== Set exercise ==
Please give the listing again, word for word, with nothing left out.

== Provided records ==
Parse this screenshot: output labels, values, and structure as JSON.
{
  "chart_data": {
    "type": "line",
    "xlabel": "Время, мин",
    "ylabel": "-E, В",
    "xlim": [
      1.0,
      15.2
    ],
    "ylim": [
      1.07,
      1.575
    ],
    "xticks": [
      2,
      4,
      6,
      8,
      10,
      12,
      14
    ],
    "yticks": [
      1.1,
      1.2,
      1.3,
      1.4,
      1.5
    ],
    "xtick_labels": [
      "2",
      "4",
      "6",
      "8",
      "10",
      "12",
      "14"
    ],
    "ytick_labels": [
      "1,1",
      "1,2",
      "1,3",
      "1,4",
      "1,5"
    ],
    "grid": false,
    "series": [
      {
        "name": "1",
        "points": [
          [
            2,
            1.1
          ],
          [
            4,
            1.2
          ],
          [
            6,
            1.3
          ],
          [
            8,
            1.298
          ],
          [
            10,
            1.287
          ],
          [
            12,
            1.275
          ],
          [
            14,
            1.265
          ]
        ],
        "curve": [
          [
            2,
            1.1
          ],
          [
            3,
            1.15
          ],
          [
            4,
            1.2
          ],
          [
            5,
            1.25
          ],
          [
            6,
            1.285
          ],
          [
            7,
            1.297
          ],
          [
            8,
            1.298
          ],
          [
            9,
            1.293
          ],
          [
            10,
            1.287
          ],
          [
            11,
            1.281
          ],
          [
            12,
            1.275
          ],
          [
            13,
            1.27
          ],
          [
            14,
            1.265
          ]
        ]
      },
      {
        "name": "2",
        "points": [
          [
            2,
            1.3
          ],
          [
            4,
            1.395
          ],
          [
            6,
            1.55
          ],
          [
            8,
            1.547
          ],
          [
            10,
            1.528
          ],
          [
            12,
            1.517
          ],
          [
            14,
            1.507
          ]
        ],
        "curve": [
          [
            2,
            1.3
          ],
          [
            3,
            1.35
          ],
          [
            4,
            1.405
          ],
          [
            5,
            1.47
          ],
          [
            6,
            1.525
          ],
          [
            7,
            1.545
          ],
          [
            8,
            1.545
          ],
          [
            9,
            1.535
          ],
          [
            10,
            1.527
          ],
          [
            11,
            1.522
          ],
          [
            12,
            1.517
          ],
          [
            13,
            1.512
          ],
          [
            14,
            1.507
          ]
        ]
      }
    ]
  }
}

== Exercise output ==
Parse this screenshot: output labels, values, and structure as JSON.
{
  "chart_data": {
    "type": "line",
    "xlabel": "Время, мин",
    "ylabel": "-E, В",
    "xlim": [
      1.0,
      15.2
    ],
    "ylim": [
      1.07,
      1.575
    ],
    "xticks": [
      2,
      4,
      6,
      8,
      10,
      12,
      14
    ],
    "yticks": [
      1.1,
      1.2,
      1.3,
      1.4,
      1.5
    ],
    "xtick_labels": [
      "2",
      "4",
      "6",
      "8",
      "10",
      "12",
      "14"
    ],
    "ytick_labels": [
      "1,1",
      "1,2",
      "1,3",
      "1,4",
      "1,5"
    ],
    "grid": false,
    "series": [
      {
        "name": "1",
        "points": [
          [
            2,
            1.1
          ],
          [
            4,
            1.2
          ],
          [
            6,
            1.3
          ],
          [
            8,
            1.298
          ],
          [
            10,
            1.287
          ],
          [
            12,
            1.275
          ],
          [
            14,
            1.265
          ]
        ],
        "curve": [
          [
            2,
            1.1
          ],
          [
            3,
            1.15
          ],
          [
            4,
            1.2
          ],
          [
            5,
            1.25
          ],
          [
            6,
            1.285
          ],
          [
            7,
            1.297
          ],
          [
            8,
            1.298
          ],
          [
            9,
            1.293
          ],
          [
            10,
            1.287
          ],
          [
            11,
            1.281
          ],
          [
            12,
            1.275
          ],
          [
            13,
            1.27
          ],
          [
            14,
            1.265
          ]
        ]
      },
      {
        "name": "2",
        "points": [
          [
            2,
            1.3
          ],
          [
            4,
            1.395
          ],
          [
            6,
            1.55
          ],
          [
            8,
            1.547
          ],
          [
            10,
            1.528
          ],
          [
            12,
            1.517
          ],
          [
            14,
            1.507
          ]
        ],
        "curve": [
          [
            2,
            1.3
          ],
          [
            3,
            1.35
          ],
          [
            4,
            1.405
          ],
          [
            5,
            1.47
          ],
          [
            6,
            1.525
          ],
          [
            7,
            1.545
          ],
          [
            8,
            1.545
          ],
          [
            9,
            1.535
          ],
          [
            10,
            1.527
          ],
          [
            11,
            1.522
          ],
          [
            12,
            1.517
          ],
          [
            13,
            1.512
          ],
          [
            14,
            1.507
          ]
        ]
      }
    ]
  }
}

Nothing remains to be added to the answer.